PROBLEM DESCRIPTION:
Transcribe the listing in full, excluding any pictures.

-- START OF EXTRACTED DATA --

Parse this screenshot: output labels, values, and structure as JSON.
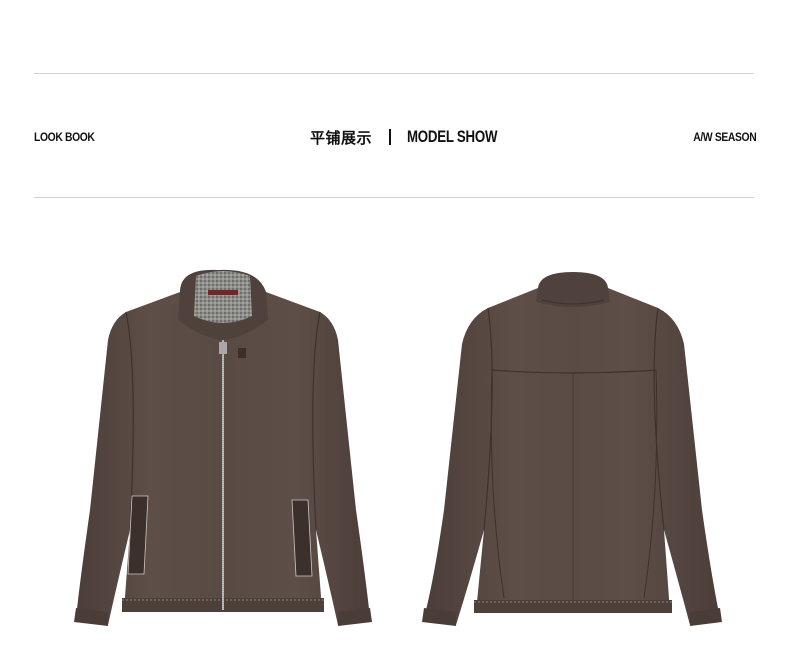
{
  "header": {
    "left_label": "LOOK BOOK",
    "center_cn": "平铺展示",
    "center_en": "MODEL SHOW",
    "right_label": "A/W SEASON"
  },
  "colors": {
    "leather": "#5a4a44",
    "leather_dark": "#473a35",
    "leather_light": "#6b5a53",
    "stitch": "#cfc6c0",
    "collar_lining": "#8a8a88",
    "rule": "#d0d0d0"
  },
  "images": [
    {
      "name": "jacket-front"
    },
    {
      "name": "jacket-back"
    }
  ]
}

-- END OF EXTRACTED DATA --

RESULT FOR THIS EXERCISE:
Parse this screenshot: output labels, values, and structure as JSON.
{
  "header": {
    "left_label": "LOOK BOOK",
    "center_cn": "平铺展示",
    "center_en": "MODEL SHOW",
    "right_label": "A/W SEASON"
  },
  "colors": {
    "leather": "#5a4a44",
    "leather_dark": "#473a35",
    "leather_light": "#6b5a53",
    "stitch": "#cfc6c0",
    "collar_lining": "#8a8a88",
    "rule": "#d0d0d0"
  },
  "images": [
    {
      "name": "jacket-front"
    },
    {
      "name": "jacket-back"
    }
  ]
}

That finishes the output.